Stored data
----

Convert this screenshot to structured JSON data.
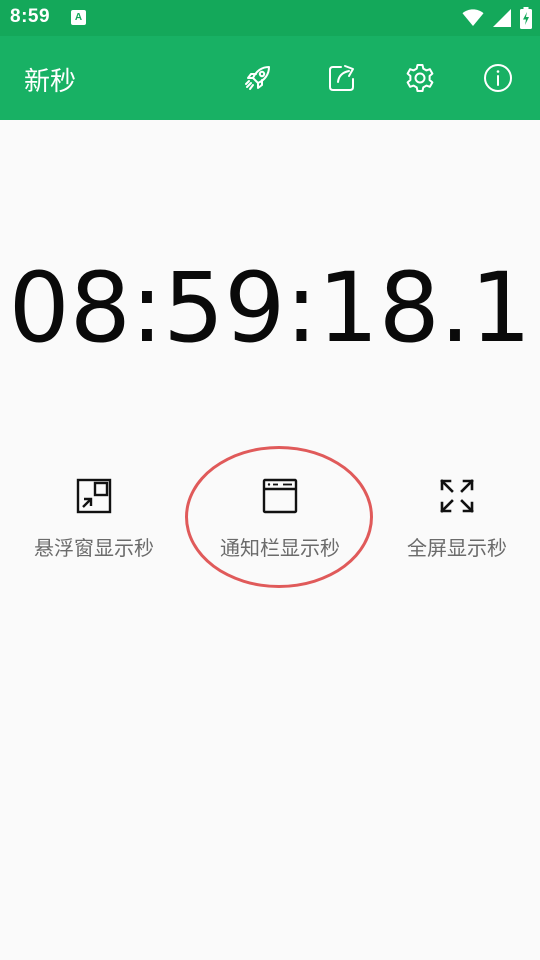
{
  "status_bar": {
    "time": "8:59",
    "app_icon_letter": "A",
    "icons": [
      "wifi-icon",
      "signal-icon",
      "battery-charging-icon"
    ]
  },
  "app_bar": {
    "title": "新秒",
    "actions": [
      "rocket-icon",
      "share-icon",
      "gear-icon",
      "info-icon"
    ]
  },
  "clock": {
    "value": "08:59:18.1"
  },
  "options": [
    {
      "label": "悬浮窗显示秒",
      "icon": "floating-window-icon"
    },
    {
      "label": "通知栏显示秒",
      "icon": "notification-bar-icon"
    },
    {
      "label": "全屏显示秒",
      "icon": "fullscreen-icon"
    }
  ],
  "colors": {
    "status_bar": "#14a85a",
    "app_bar": "#18b164",
    "background": "#fafafa",
    "annotation": "#e05a5a",
    "label": "#6b6b6b"
  }
}
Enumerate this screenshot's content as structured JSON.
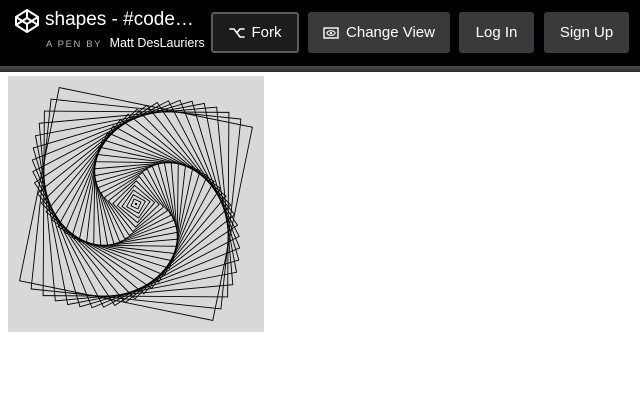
{
  "header": {
    "title": "shapes - #codevember",
    "byline_prefix": "A PEN BY",
    "author": "Matt DesLauriers",
    "logo_icon": "codepen-logo-icon"
  },
  "buttons": {
    "fork": {
      "label": "Fork",
      "icon": "fork-icon"
    },
    "change_view": {
      "label": "Change View",
      "icon": "eye-icon"
    },
    "login": {
      "label": "Log In"
    },
    "signup": {
      "label": "Sign Up"
    }
  },
  "preview": {
    "background": "#d8d8d8",
    "stroke": "#000000"
  }
}
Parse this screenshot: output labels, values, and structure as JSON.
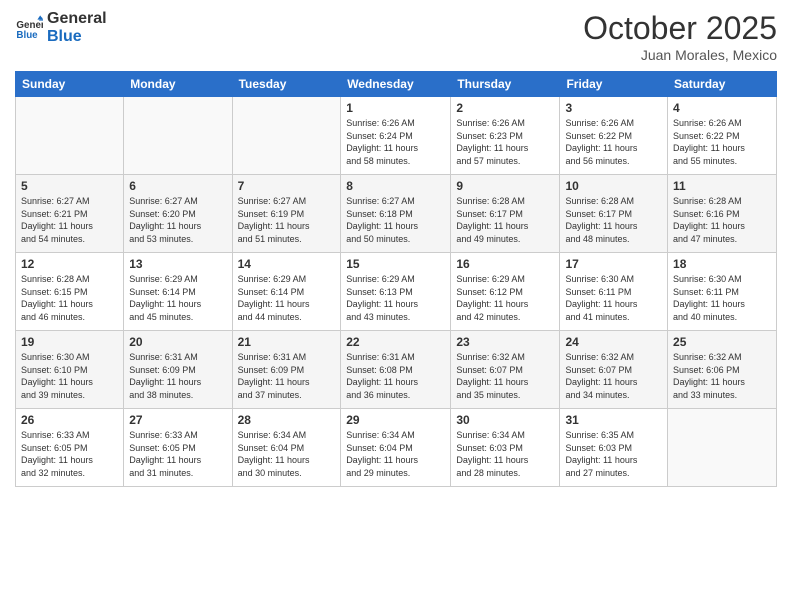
{
  "header": {
    "logo_line1": "General",
    "logo_line2": "Blue",
    "month": "October 2025",
    "location": "Juan Morales, Mexico"
  },
  "days_of_week": [
    "Sunday",
    "Monday",
    "Tuesday",
    "Wednesday",
    "Thursday",
    "Friday",
    "Saturday"
  ],
  "weeks": [
    [
      {
        "day": "",
        "empty": true
      },
      {
        "day": "",
        "empty": true
      },
      {
        "day": "",
        "empty": true
      },
      {
        "day": "1",
        "sunrise": "6:26 AM",
        "sunset": "6:24 PM",
        "daylight": "11 hours and 58 minutes."
      },
      {
        "day": "2",
        "sunrise": "6:26 AM",
        "sunset": "6:23 PM",
        "daylight": "11 hours and 57 minutes."
      },
      {
        "day": "3",
        "sunrise": "6:26 AM",
        "sunset": "6:22 PM",
        "daylight": "11 hours and 56 minutes."
      },
      {
        "day": "4",
        "sunrise": "6:26 AM",
        "sunset": "6:22 PM",
        "daylight": "11 hours and 55 minutes."
      }
    ],
    [
      {
        "day": "5",
        "sunrise": "6:27 AM",
        "sunset": "6:21 PM",
        "daylight": "11 hours and 54 minutes."
      },
      {
        "day": "6",
        "sunrise": "6:27 AM",
        "sunset": "6:20 PM",
        "daylight": "11 hours and 53 minutes."
      },
      {
        "day": "7",
        "sunrise": "6:27 AM",
        "sunset": "6:19 PM",
        "daylight": "11 hours and 51 minutes."
      },
      {
        "day": "8",
        "sunrise": "6:27 AM",
        "sunset": "6:18 PM",
        "daylight": "11 hours and 50 minutes."
      },
      {
        "day": "9",
        "sunrise": "6:28 AM",
        "sunset": "6:17 PM",
        "daylight": "11 hours and 49 minutes."
      },
      {
        "day": "10",
        "sunrise": "6:28 AM",
        "sunset": "6:17 PM",
        "daylight": "11 hours and 48 minutes."
      },
      {
        "day": "11",
        "sunrise": "6:28 AM",
        "sunset": "6:16 PM",
        "daylight": "11 hours and 47 minutes."
      }
    ],
    [
      {
        "day": "12",
        "sunrise": "6:28 AM",
        "sunset": "6:15 PM",
        "daylight": "11 hours and 46 minutes."
      },
      {
        "day": "13",
        "sunrise": "6:29 AM",
        "sunset": "6:14 PM",
        "daylight": "11 hours and 45 minutes."
      },
      {
        "day": "14",
        "sunrise": "6:29 AM",
        "sunset": "6:14 PM",
        "daylight": "11 hours and 44 minutes."
      },
      {
        "day": "15",
        "sunrise": "6:29 AM",
        "sunset": "6:13 PM",
        "daylight": "11 hours and 43 minutes."
      },
      {
        "day": "16",
        "sunrise": "6:29 AM",
        "sunset": "6:12 PM",
        "daylight": "11 hours and 42 minutes."
      },
      {
        "day": "17",
        "sunrise": "6:30 AM",
        "sunset": "6:11 PM",
        "daylight": "11 hours and 41 minutes."
      },
      {
        "day": "18",
        "sunrise": "6:30 AM",
        "sunset": "6:11 PM",
        "daylight": "11 hours and 40 minutes."
      }
    ],
    [
      {
        "day": "19",
        "sunrise": "6:30 AM",
        "sunset": "6:10 PM",
        "daylight": "11 hours and 39 minutes."
      },
      {
        "day": "20",
        "sunrise": "6:31 AM",
        "sunset": "6:09 PM",
        "daylight": "11 hours and 38 minutes."
      },
      {
        "day": "21",
        "sunrise": "6:31 AM",
        "sunset": "6:09 PM",
        "daylight": "11 hours and 37 minutes."
      },
      {
        "day": "22",
        "sunrise": "6:31 AM",
        "sunset": "6:08 PM",
        "daylight": "11 hours and 36 minutes."
      },
      {
        "day": "23",
        "sunrise": "6:32 AM",
        "sunset": "6:07 PM",
        "daylight": "11 hours and 35 minutes."
      },
      {
        "day": "24",
        "sunrise": "6:32 AM",
        "sunset": "6:07 PM",
        "daylight": "11 hours and 34 minutes."
      },
      {
        "day": "25",
        "sunrise": "6:32 AM",
        "sunset": "6:06 PM",
        "daylight": "11 hours and 33 minutes."
      }
    ],
    [
      {
        "day": "26",
        "sunrise": "6:33 AM",
        "sunset": "6:05 PM",
        "daylight": "11 hours and 32 minutes."
      },
      {
        "day": "27",
        "sunrise": "6:33 AM",
        "sunset": "6:05 PM",
        "daylight": "11 hours and 31 minutes."
      },
      {
        "day": "28",
        "sunrise": "6:34 AM",
        "sunset": "6:04 PM",
        "daylight": "11 hours and 30 minutes."
      },
      {
        "day": "29",
        "sunrise": "6:34 AM",
        "sunset": "6:04 PM",
        "daylight": "11 hours and 29 minutes."
      },
      {
        "day": "30",
        "sunrise": "6:34 AM",
        "sunset": "6:03 PM",
        "daylight": "11 hours and 28 minutes."
      },
      {
        "day": "31",
        "sunrise": "6:35 AM",
        "sunset": "6:03 PM",
        "daylight": "11 hours and 27 minutes."
      },
      {
        "day": "",
        "empty": true
      }
    ]
  ],
  "labels": {
    "sunrise": "Sunrise:",
    "sunset": "Sunset:",
    "daylight": "Daylight:"
  }
}
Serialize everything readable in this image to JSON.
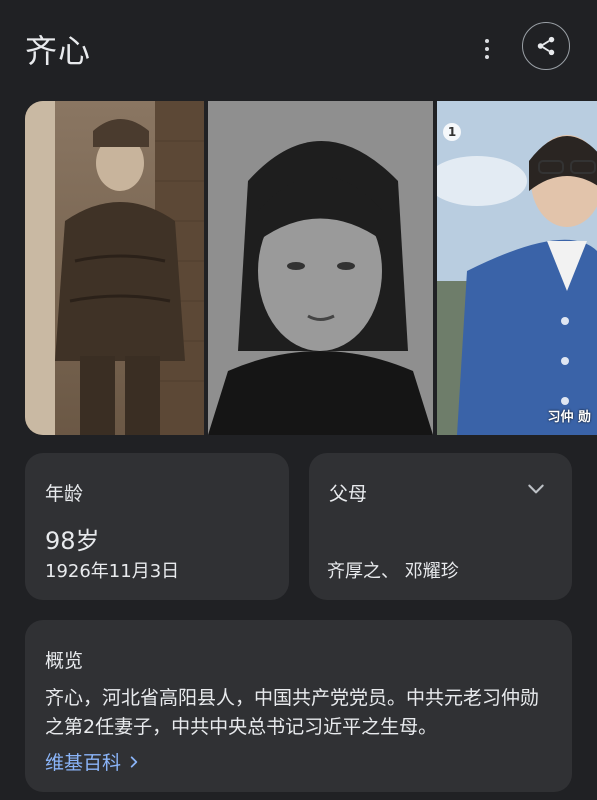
{
  "header": {
    "title": "齐心",
    "more_icon": "more-vert-icon",
    "share_icon": "share-icon"
  },
  "images": [
    {
      "alt": "",
      "watermark": ""
    },
    {
      "alt": ""
    },
    {
      "badge": "1",
      "caption": "习仲 勋"
    }
  ],
  "age_card": {
    "label": "年龄",
    "value": "98岁",
    "birth_date": "1926年11月3日"
  },
  "parents_card": {
    "label": "父母",
    "value": "齐厚之、 邓耀珍",
    "expand_icon": "chevron-down-icon"
  },
  "overview_card": {
    "label": "概览",
    "text": "齐心，河北省高阳县人，中国共产党党员。中共元老习仲勋之第2任妻子，中共中央总书记习近平之生母。",
    "source_link": "维基百科",
    "link_icon": "chevron-right-icon",
    "link_color": "#8ab4f8"
  },
  "colors": {
    "background": "#202124",
    "card": "#303134",
    "text": "#e8eaed",
    "accent": "#8ab4f8"
  }
}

----

#### Objective:
Without including the pictures, return each record above exactly as it stands.

#### Completed exercise:
Convert this screenshot to structured JSON data.
{
  "status_bar": {
    "time": "8:59",
    "app_icon_letter": "A",
    "icons": [
      "wifi-icon",
      "signal-icon",
      "battery-charging-icon"
    ]
  },
  "app_bar": {
    "title": "新秒",
    "actions": [
      "rocket-icon",
      "share-icon",
      "gear-icon",
      "info-icon"
    ]
  },
  "clock": {
    "value": "08:59:18.1"
  },
  "options": [
    {
      "label": "悬浮窗显示秒",
      "icon": "floating-window-icon"
    },
    {
      "label": "通知栏显示秒",
      "icon": "notification-bar-icon"
    },
    {
      "label": "全屏显示秒",
      "icon": "fullscreen-icon"
    }
  ],
  "colors": {
    "status_bar": "#14a85a",
    "app_bar": "#18b164",
    "background": "#fafafa",
    "annotation": "#e05a5a",
    "label": "#6b6b6b"
  }
}
Enumerate this screenshot's content as structured JSON.
{
  "header": {
    "title": "shapes - #codevember",
    "byline_prefix": "A PEN BY",
    "author": "Matt DesLauriers",
    "logo_icon": "codepen-logo-icon"
  },
  "buttons": {
    "fork": {
      "label": "Fork",
      "icon": "fork-icon"
    },
    "change_view": {
      "label": "Change View",
      "icon": "eye-icon"
    },
    "login": {
      "label": "Log In"
    },
    "signup": {
      "label": "Sign Up"
    }
  },
  "preview": {
    "background": "#d8d8d8",
    "stroke": "#000000"
  }
}
Parse this screenshot: output labels, values, and structure as JSON.
{
  "header": {
    "logo_line1": "General",
    "logo_line2": "Blue",
    "month": "October 2025",
    "location": "Juan Morales, Mexico"
  },
  "days_of_week": [
    "Sunday",
    "Monday",
    "Tuesday",
    "Wednesday",
    "Thursday",
    "Friday",
    "Saturday"
  ],
  "weeks": [
    [
      {
        "day": "",
        "empty": true
      },
      {
        "day": "",
        "empty": true
      },
      {
        "day": "",
        "empty": true
      },
      {
        "day": "1",
        "sunrise": "6:26 AM",
        "sunset": "6:24 PM",
        "daylight": "11 hours and 58 minutes."
      },
      {
        "day": "2",
        "sunrise": "6:26 AM",
        "sunset": "6:23 PM",
        "daylight": "11 hours and 57 minutes."
      },
      {
        "day": "3",
        "sunrise": "6:26 AM",
        "sunset": "6:22 PM",
        "daylight": "11 hours and 56 minutes."
      },
      {
        "day": "4",
        "sunrise": "6:26 AM",
        "sunset": "6:22 PM",
        "daylight": "11 hours and 55 minutes."
      }
    ],
    [
      {
        "day": "5",
        "sunrise": "6:27 AM",
        "sunset": "6:21 PM",
        "daylight": "11 hours and 54 minutes."
      },
      {
        "day": "6",
        "sunrise": "6:27 AM",
        "sunset": "6:20 PM",
        "daylight": "11 hours and 53 minutes."
      },
      {
        "day": "7",
        "sunrise": "6:27 AM",
        "sunset": "6:19 PM",
        "daylight": "11 hours and 51 minutes."
      },
      {
        "day": "8",
        "sunrise": "6:27 AM",
        "sunset": "6:18 PM",
        "daylight": "11 hours and 50 minutes."
      },
      {
        "day": "9",
        "sunrise": "6:28 AM",
        "sunset": "6:17 PM",
        "daylight": "11 hours and 49 minutes."
      },
      {
        "day": "10",
        "sunrise": "6:28 AM",
        "sunset": "6:17 PM",
        "daylight": "11 hours and 48 minutes."
      },
      {
        "day": "11",
        "sunrise": "6:28 AM",
        "sunset": "6:16 PM",
        "daylight": "11 hours and 47 minutes."
      }
    ],
    [
      {
        "day": "12",
        "sunrise": "6:28 AM",
        "sunset": "6:15 PM",
        "daylight": "11 hours and 46 minutes."
      },
      {
        "day": "13",
        "sunrise": "6:29 AM",
        "sunset": "6:14 PM",
        "daylight": "11 hours and 45 minutes."
      },
      {
        "day": "14",
        "sunrise": "6:29 AM",
        "sunset": "6:14 PM",
        "daylight": "11 hours and 44 minutes."
      },
      {
        "day": "15",
        "sunrise": "6:29 AM",
        "sunset": "6:13 PM",
        "daylight": "11 hours and 43 minutes."
      },
      {
        "day": "16",
        "sunrise": "6:29 AM",
        "sunset": "6:12 PM",
        "daylight": "11 hours and 42 minutes."
      },
      {
        "day": "17",
        "sunrise": "6:30 AM",
        "sunset": "6:11 PM",
        "daylight": "11 hours and 41 minutes."
      },
      {
        "day": "18",
        "sunrise": "6:30 AM",
        "sunset": "6:11 PM",
        "daylight": "11 hours and 40 minutes."
      }
    ],
    [
      {
        "day": "19",
        "sunrise": "6:30 AM",
        "sunset": "6:10 PM",
        "daylight": "11 hours and 39 minutes."
      },
      {
        "day": "20",
        "sunrise": "6:31 AM",
        "sunset": "6:09 PM",
        "daylight": "11 hours and 38 minutes."
      },
      {
        "day": "21",
        "sunrise": "6:31 AM",
        "sunset": "6:09 PM",
        "daylight": "11 hours and 37 minutes."
      },
      {
        "day": "22",
        "sunrise": "6:31 AM",
        "sunset": "6:08 PM",
        "daylight": "11 hours and 36 minutes."
      },
      {
        "day": "23",
        "sunrise": "6:32 AM",
        "sunset": "6:07 PM",
        "daylight": "11 hours and 35 minutes."
      },
      {
        "day": "24",
        "sunrise": "6:32 AM",
        "sunset": "6:07 PM",
        "daylight": "11 hours and 34 minutes."
      },
      {
        "day": "25",
        "sunrise": "6:32 AM",
        "sunset": "6:06 PM",
        "daylight": "11 hours and 33 minutes."
      }
    ],
    [
      {
        "day": "26",
        "sunrise": "6:33 AM",
        "sunset": "6:05 PM",
        "daylight": "11 hours and 32 minutes."
      },
      {
        "day": "27",
        "sunrise": "6:33 AM",
        "sunset": "6:05 PM",
        "daylight": "11 hours and 31 minutes."
      },
      {
        "day": "28",
        "sunrise": "6:34 AM",
        "sunset": "6:04 PM",
        "daylight": "11 hours and 30 minutes."
      },
      {
        "day": "29",
        "sunrise": "6:34 AM",
        "sunset": "6:04 PM",
        "daylight": "11 hours and 29 minutes."
      },
      {
        "day": "30",
        "sunrise": "6:34 AM",
        "sunset": "6:03 PM",
        "daylight": "11 hours and 28 minutes."
      },
      {
        "day": "31",
        "sunrise": "6:35 AM",
        "sunset": "6:03 PM",
        "daylight": "11 hours and 27 minutes."
      },
      {
        "day": "",
        "empty": true
      }
    ]
  ],
  "labels": {
    "sunrise": "Sunrise:",
    "sunset": "Sunset:",
    "daylight": "Daylight:"
  }
}
Serialize everything readable in this image to JSON.
{
  "header": {
    "title": "齐心",
    "more_icon": "more-vert-icon",
    "share_icon": "share-icon"
  },
  "images": [
    {
      "alt": "",
      "watermark": ""
    },
    {
      "alt": ""
    },
    {
      "badge": "1",
      "caption": "习仲 勋"
    }
  ],
  "age_card": {
    "label": "年龄",
    "value": "98岁",
    "birth_date": "1926年11月3日"
  },
  "parents_card": {
    "label": "父母",
    "value": "齐厚之、 邓耀珍",
    "expand_icon": "chevron-down-icon"
  },
  "overview_card": {
    "label": "概览",
    "text": "齐心，河北省高阳县人，中国共产党党员。中共元老习仲勋之第2任妻子，中共中央总书记习近平之生母。",
    "source_link": "维基百科",
    "link_icon": "chevron-right-icon",
    "link_color": "#8ab4f8"
  },
  "colors": {
    "background": "#202124",
    "card": "#303134",
    "text": "#e8eaed",
    "accent": "#8ab4f8"
  }
}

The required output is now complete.